Every line that contains the word "integration" should be copied out.

[Dataset records]
+ + +
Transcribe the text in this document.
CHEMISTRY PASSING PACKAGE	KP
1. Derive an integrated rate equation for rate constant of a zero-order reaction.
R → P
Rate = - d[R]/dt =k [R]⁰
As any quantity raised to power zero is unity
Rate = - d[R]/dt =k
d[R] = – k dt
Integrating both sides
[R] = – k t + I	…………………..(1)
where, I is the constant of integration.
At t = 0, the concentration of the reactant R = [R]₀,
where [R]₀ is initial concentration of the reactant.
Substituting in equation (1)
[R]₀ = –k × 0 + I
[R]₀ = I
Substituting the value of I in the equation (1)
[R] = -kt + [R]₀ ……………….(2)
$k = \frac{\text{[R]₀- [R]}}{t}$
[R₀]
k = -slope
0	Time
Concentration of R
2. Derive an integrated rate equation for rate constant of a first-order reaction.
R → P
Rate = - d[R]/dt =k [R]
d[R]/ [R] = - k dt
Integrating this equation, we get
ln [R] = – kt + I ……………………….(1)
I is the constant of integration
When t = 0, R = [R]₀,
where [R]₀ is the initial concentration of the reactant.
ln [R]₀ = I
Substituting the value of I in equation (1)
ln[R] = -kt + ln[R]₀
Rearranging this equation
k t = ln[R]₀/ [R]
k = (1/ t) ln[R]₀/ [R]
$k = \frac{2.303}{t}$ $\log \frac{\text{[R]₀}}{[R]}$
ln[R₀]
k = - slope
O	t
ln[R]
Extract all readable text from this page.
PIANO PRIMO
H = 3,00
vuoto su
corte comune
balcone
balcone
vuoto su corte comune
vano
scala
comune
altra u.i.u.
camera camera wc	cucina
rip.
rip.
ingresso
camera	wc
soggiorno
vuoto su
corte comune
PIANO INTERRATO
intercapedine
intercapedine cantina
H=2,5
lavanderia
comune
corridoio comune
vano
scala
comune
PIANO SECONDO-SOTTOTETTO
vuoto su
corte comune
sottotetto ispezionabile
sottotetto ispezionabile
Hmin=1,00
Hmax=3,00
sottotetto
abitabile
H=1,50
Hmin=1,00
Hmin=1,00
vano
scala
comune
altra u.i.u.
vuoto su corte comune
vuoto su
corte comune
+ + +
§ **Reply**
where, I is the constant of integration.
I is the constant of integration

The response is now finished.